### Given request
Find the lines below that contain the string "name". Copy each one.

(Dataset records on visual material)
________________

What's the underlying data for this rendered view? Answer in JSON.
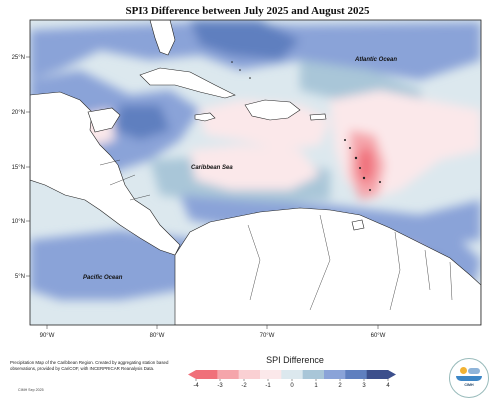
{
  "title": "SPI3 Difference between July 2025 and August 2025",
  "labels": {
    "atlantic": "Atlantic Ocean",
    "caribbean": "Caribbean Sea",
    "pacific": "Pacific Ocean"
  },
  "lat_ticks": [
    "25°N",
    "20°N",
    "15°N",
    "10°N",
    "5°N"
  ],
  "lon_ticks": [
    "90°W",
    "80°W",
    "70°W",
    "60°W"
  ],
  "colorbar": {
    "title": "SPI Difference",
    "ticks": [
      "-4",
      "-3",
      "-2",
      "-1",
      "0",
      "1",
      "2",
      "3",
      "4"
    ],
    "colors": [
      "#f0707a",
      "#f5a5ab",
      "#fad0d3",
      "#fbe8ea",
      "#dce8ee",
      "#a9c6d8",
      "#8aa3d8",
      "#5f7fbf",
      "#3c4f8c"
    ]
  },
  "credit": "Precipitation Map of the Caribbean Region. Created by aggregating station based observations, provided by CariCOF, with INCERPRICAR Reanalysis Data.",
  "stamp": "CIMH Sep 2025",
  "logo_text": "CIMH",
  "fill_colors": {
    "ocean": "#ffffff",
    "land": "#ffffff",
    "neutral": "#dce8ee",
    "wet_light": "#a9c6d8",
    "wet": "#8aa3d8",
    "wet_deep": "#5f7fbf",
    "wet_max": "#3c4f8c",
    "dry_light": "#fbe8ea",
    "dry": "#f5a5ab",
    "dry_deep": "#f0707a"
  }
}
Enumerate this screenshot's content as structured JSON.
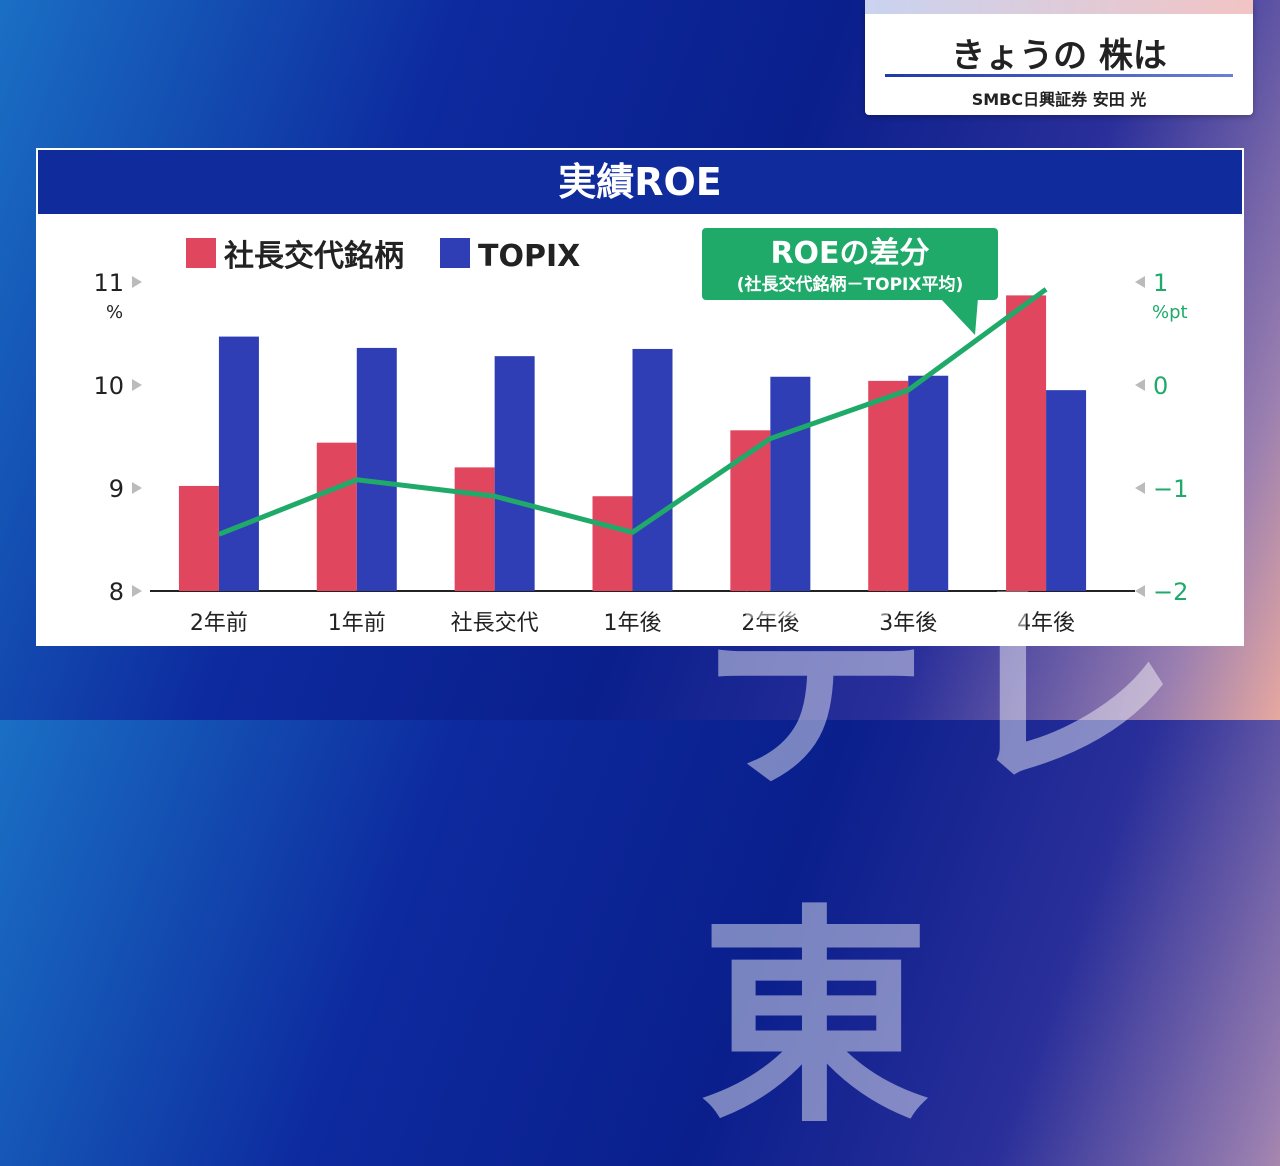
{
  "header": {
    "title": "きょうの 株は",
    "subtitle": "SMBC日興証券 安田 光"
  },
  "watermark": "テレ東",
  "chart_data": {
    "type": "bar",
    "title": "実績ROE",
    "categories": [
      "2年前",
      "1年前",
      "社長交代",
      "1年後",
      "2年後",
      "3年後",
      "4年後"
    ],
    "series": [
      {
        "name": "社長交代銘柄",
        "color": "#e0465e",
        "values": [
          9.02,
          9.44,
          9.2,
          8.92,
          9.56,
          10.04,
          10.87
        ]
      },
      {
        "name": "TOPIX",
        "color": "#2f3eb4",
        "values": [
          10.47,
          10.36,
          10.28,
          10.35,
          10.08,
          10.09,
          9.95
        ]
      }
    ],
    "line_series": {
      "name": "ROEの差分",
      "subtitle": "(社長交代銘柄－TOPIX平均)",
      "color": "#1faa6a",
      "values": [
        -1.45,
        -0.92,
        -1.08,
        -1.43,
        -0.52,
        -0.05,
        0.93
      ]
    },
    "y_left": {
      "unit": "%",
      "min": 8,
      "max": 11,
      "ticks": [
        "8",
        "9",
        "10",
        "11"
      ]
    },
    "y_right": {
      "unit": "%pt",
      "min": -2,
      "max": 1,
      "ticks": [
        "−2",
        "−1",
        "0",
        "1"
      ]
    },
    "legend_position": "top-left"
  }
}
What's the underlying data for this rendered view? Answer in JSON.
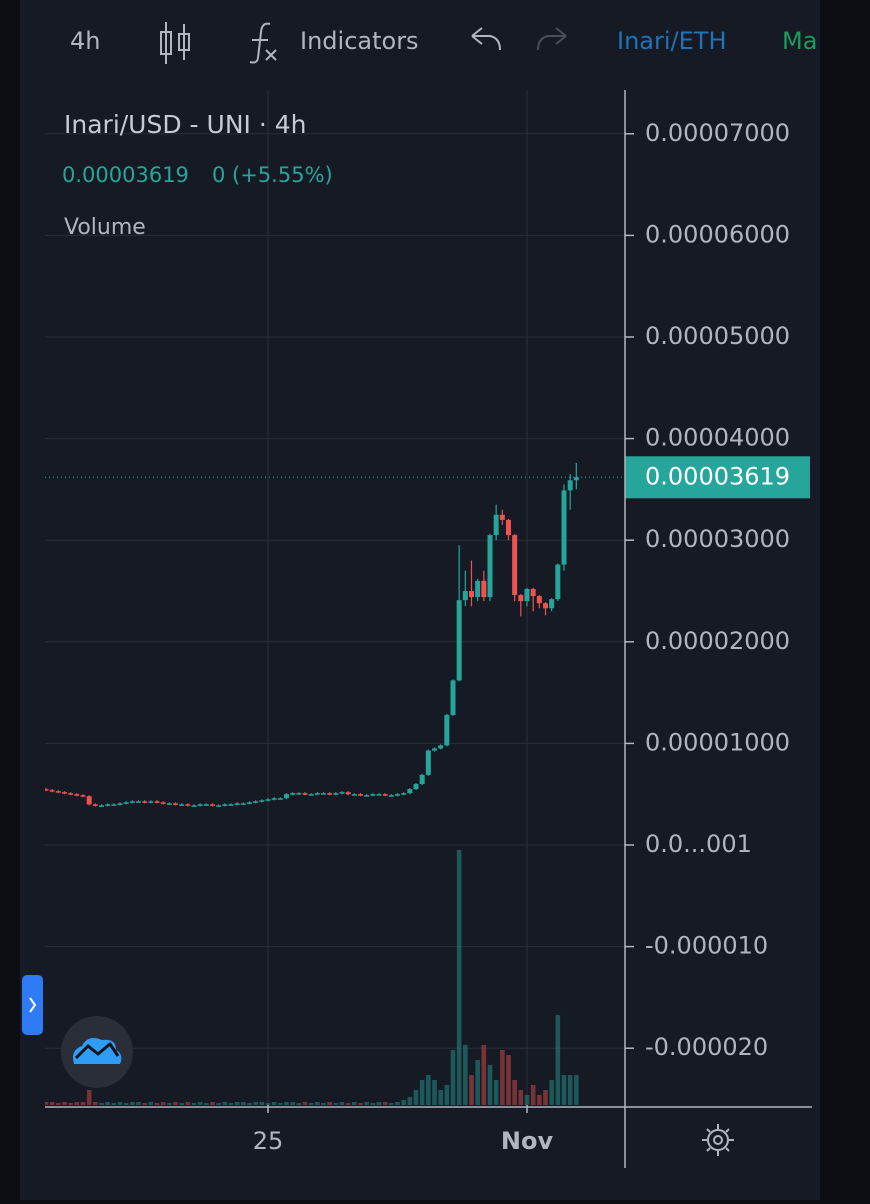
{
  "toolbar": {
    "interval": "4h",
    "indicators": "Indicators",
    "pair": "Inari/ETH",
    "market": "Ma"
  },
  "chart_data": {
    "type": "candlestick",
    "title": "Inari/USD - UNI · 4h",
    "change": "0 (+5.55%)",
    "last_price": {
      "value": 3.619e-05,
      "label": "0.00003619"
    },
    "up_color": "#26a69a",
    "down_color": "#ef5350",
    "grid": true,
    "categories": [
      null,
      null,
      null,
      null,
      null,
      null,
      null,
      null,
      null,
      null,
      null,
      null,
      null,
      null,
      null,
      null,
      null,
      null,
      null,
      null,
      null,
      null,
      null,
      null,
      null,
      null,
      null,
      null,
      null,
      null,
      null,
      null,
      null,
      null,
      null,
      null,
      "25",
      null,
      null,
      null,
      null,
      null,
      null,
      null,
      null,
      null,
      null,
      null,
      null,
      null,
      null,
      null,
      null,
      null,
      null,
      null,
      null,
      null,
      null,
      null,
      null,
      null,
      null,
      null,
      null,
      null,
      null,
      null,
      null,
      null,
      null,
      null,
      null,
      null,
      null,
      null,
      null,
      null,
      "Nov",
      null,
      null,
      null,
      null,
      null,
      null,
      null,
      null
    ],
    "open": [
      5.5e-06,
      5.4e-06,
      5.3e-06,
      5.2e-06,
      5.1e-06,
      5e-06,
      4.9e-06,
      4.8e-06,
      4e-06,
      3.9e-06,
      3.9e-06,
      4e-06,
      4e-06,
      4.1e-06,
      4.2e-06,
      4.3e-06,
      4.3e-06,
      4.2e-06,
      4.3e-06,
      4.2e-06,
      4.1e-06,
      4.1e-06,
      4e-06,
      4e-06,
      3.9e-06,
      3.9e-06,
      4e-06,
      4e-06,
      3.9e-06,
      3.9e-06,
      4e-06,
      4e-06,
      4.1e-06,
      4.1e-06,
      4.2e-06,
      4.3e-06,
      4.4e-06,
      4.5e-06,
      4.6e-06,
      4.6e-06,
      5e-06,
      5.1e-06,
      5.1e-06,
      5e-06,
      5e-06,
      5.1e-06,
      5.1e-06,
      5e-06,
      5.1e-06,
      5.2e-06,
      5e-06,
      5e-06,
      4.9e-06,
      4.9e-06,
      5e-06,
      5e-06,
      4.9e-06,
      4.9e-06,
      5e-06,
      5.1e-06,
      5.5e-06,
      6e-06,
      6.9e-06,
      9.3e-06,
      9.5e-06,
      9.8e-06,
      1.28e-05,
      1.62e-05,
      2.41e-05,
      2.5e-05,
      2.44e-05,
      2.6e-05,
      2.44e-05,
      3.05e-05,
      3.25e-05,
      3.2e-05,
      3.05e-05,
      2.46e-05,
      2.4e-05,
      2.52e-05,
      2.45e-05,
      2.38e-05,
      2.33e-05,
      2.42e-05,
      2.76e-05,
      3.49e-05,
      3.59e-05
    ],
    "high": [
      5.6e-06,
      5.5e-06,
      5.4e-06,
      5.3e-06,
      5.2e-06,
      5.1e-06,
      5e-06,
      4.9e-06,
      4.1e-06,
      4e-06,
      4.1e-06,
      4.1e-06,
      4.2e-06,
      4.3e-06,
      4.4e-06,
      4.4e-06,
      4.4e-06,
      4.4e-06,
      4.4e-06,
      4.3e-06,
      4.2e-06,
      4.2e-06,
      4.1e-06,
      4.1e-06,
      4e-06,
      4.1e-06,
      4.1e-06,
      4.1e-06,
      4e-06,
      4.1e-06,
      4.1e-06,
      4.2e-06,
      4.2e-06,
      4.3e-06,
      4.4e-06,
      4.5e-06,
      4.6e-06,
      4.7e-06,
      4.7e-06,
      5.1e-06,
      5.2e-06,
      5.2e-06,
      5.2e-06,
      5.1e-06,
      5.2e-06,
      5.2e-06,
      5.2e-06,
      5.2e-06,
      5.3e-06,
      5.3e-06,
      5.1e-06,
      5.1e-06,
      5e-06,
      5.1e-06,
      5.1e-06,
      5.1e-06,
      5e-06,
      5.1e-06,
      5.2e-06,
      5.6e-06,
      6.1e-06,
      7e-06,
      9.4e-06,
      9.6e-06,
      9.9e-06,
      1.29e-05,
      1.63e-05,
      2.95e-05,
      2.7e-05,
      2.8e-05,
      2.62e-05,
      2.7e-05,
      3.06e-05,
      3.35e-05,
      3.3e-05,
      3.21e-05,
      3.06e-05,
      2.47e-05,
      2.53e-05,
      2.53e-05,
      2.46e-05,
      2.39e-05,
      2.43e-05,
      2.77e-05,
      3.55e-05,
      3.65e-05,
      3.76e-05
    ],
    "low": [
      5.3e-06,
      5.2e-06,
      5.1e-06,
      5e-06,
      4.9e-06,
      4.8e-06,
      4.7e-06,
      3.9e-06,
      3.8e-06,
      3.8e-06,
      3.8e-06,
      3.9e-06,
      3.9e-06,
      4e-06,
      4.1e-06,
      4.2e-06,
      4.1e-06,
      4.1e-06,
      4.1e-06,
      4e-06,
      4e-06,
      3.9e-06,
      3.9e-06,
      3.8e-06,
      3.8e-06,
      3.8e-06,
      3.9e-06,
      3.8e-06,
      3.8e-06,
      3.8e-06,
      3.9e-06,
      3.9e-06,
      4e-06,
      4e-06,
      4.1e-06,
      4.2e-06,
      4.3e-06,
      4.4e-06,
      4.5e-06,
      4.5e-06,
      4.9e-06,
      5e-06,
      4.9e-06,
      4.9e-06,
      4.9e-06,
      5e-06,
      4.9e-06,
      4.9e-06,
      5e-06,
      4.9e-06,
      4.9e-06,
      4.8e-06,
      4.8e-06,
      4.8e-06,
      4.9e-06,
      4.8e-06,
      4.8e-06,
      4.8e-06,
      4.9e-06,
      5e-06,
      5.4e-06,
      5.9e-06,
      6.8e-06,
      9.2e-06,
      9.4e-06,
      9.7e-06,
      1.27e-05,
      1.61e-05,
      2.35e-05,
      2.35e-05,
      2.4e-05,
      2.4e-05,
      2.4e-05,
      3e-05,
      3.15e-05,
      3e-05,
      2.4e-05,
      2.25e-05,
      2.35e-05,
      2.3e-05,
      2.33e-05,
      2.26e-05,
      2.3e-05,
      2.4e-05,
      2.7e-05,
      3.3e-05,
      3.5e-05
    ],
    "close": [
      5.4e-06,
      5.3e-06,
      5.2e-06,
      5.1e-06,
      5e-06,
      4.9e-06,
      4.8e-06,
      4e-06,
      3.9e-06,
      3.9e-06,
      4e-06,
      4e-06,
      4.1e-06,
      4.2e-06,
      4.3e-06,
      4.3e-06,
      4.2e-06,
      4.3e-06,
      4.2e-06,
      4.1e-06,
      4.1e-06,
      4e-06,
      4e-06,
      3.9e-06,
      3.9e-06,
      4e-06,
      4e-06,
      3.9e-06,
      3.9e-06,
      4e-06,
      4e-06,
      4.1e-06,
      4.1e-06,
      4.2e-06,
      4.3e-06,
      4.4e-06,
      4.5e-06,
      4.6e-06,
      4.6e-06,
      5e-06,
      5.1e-06,
      5.1e-06,
      5e-06,
      5e-06,
      5.1e-06,
      5.1e-06,
      5e-06,
      5.1e-06,
      5.2e-06,
      5e-06,
      5e-06,
      4.9e-06,
      4.9e-06,
      5e-06,
      5e-06,
      4.9e-06,
      4.9e-06,
      5e-06,
      5.1e-06,
      5.5e-06,
      6e-06,
      6.9e-06,
      9.3e-06,
      9.5e-06,
      9.8e-06,
      1.28e-05,
      1.62e-05,
      2.41e-05,
      2.5e-05,
      2.44e-05,
      2.6e-05,
      2.44e-05,
      3.05e-05,
      3.25e-05,
      3.2e-05,
      3.05e-05,
      2.46e-05,
      2.4e-05,
      2.52e-05,
      2.45e-05,
      2.38e-05,
      2.33e-05,
      2.42e-05,
      2.76e-05,
      3.49e-05,
      3.59e-05,
      3.619e-05
    ],
    "volume": {
      "name": "Volume",
      "values": [
        3,
        3,
        2,
        3,
        2,
        3,
        3,
        15,
        3,
        2,
        3,
        2,
        3,
        2,
        3,
        3,
        2,
        3,
        2,
        3,
        2,
        3,
        2,
        3,
        2,
        3,
        2,
        3,
        2,
        3,
        2,
        3,
        3,
        2,
        3,
        3,
        2,
        3,
        2,
        3,
        3,
        2,
        3,
        2,
        3,
        2,
        3,
        2,
        3,
        2,
        3,
        2,
        3,
        2,
        3,
        3,
        2,
        3,
        5,
        8,
        15,
        25,
        30,
        25,
        15,
        20,
        55,
        255,
        60,
        30,
        45,
        60,
        40,
        25,
        55,
        50,
        25,
        15,
        10,
        20,
        10,
        15,
        25,
        90,
        30,
        30,
        30
      ]
    },
    "ylim": [
      -2.559e-05,
      7.431e-05
    ],
    "yticks": [
      {
        "value": 7e-05,
        "label": "0.00007000"
      },
      {
        "value": 6e-05,
        "label": "0.00006000"
      },
      {
        "value": 5e-05,
        "label": "0.00005000"
      },
      {
        "value": 4e-05,
        "label": "0.00004000"
      },
      {
        "value": 3e-05,
        "label": "0.00003000"
      },
      {
        "value": 2e-05,
        "label": "0.00002000"
      },
      {
        "value": 1e-05,
        "label": "0.00001000"
      },
      {
        "value": 0,
        "label": "0.0...001"
      },
      {
        "value": -1e-05,
        "label": "-0.000010"
      },
      {
        "value": -2e-05,
        "label": "-0.000020"
      }
    ]
  }
}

________________

### Output for this exercise
        "name": "社長交代銘柄",
        "name": "TOPIX",
      "name": "ROEの差分",
      "name": "Volume",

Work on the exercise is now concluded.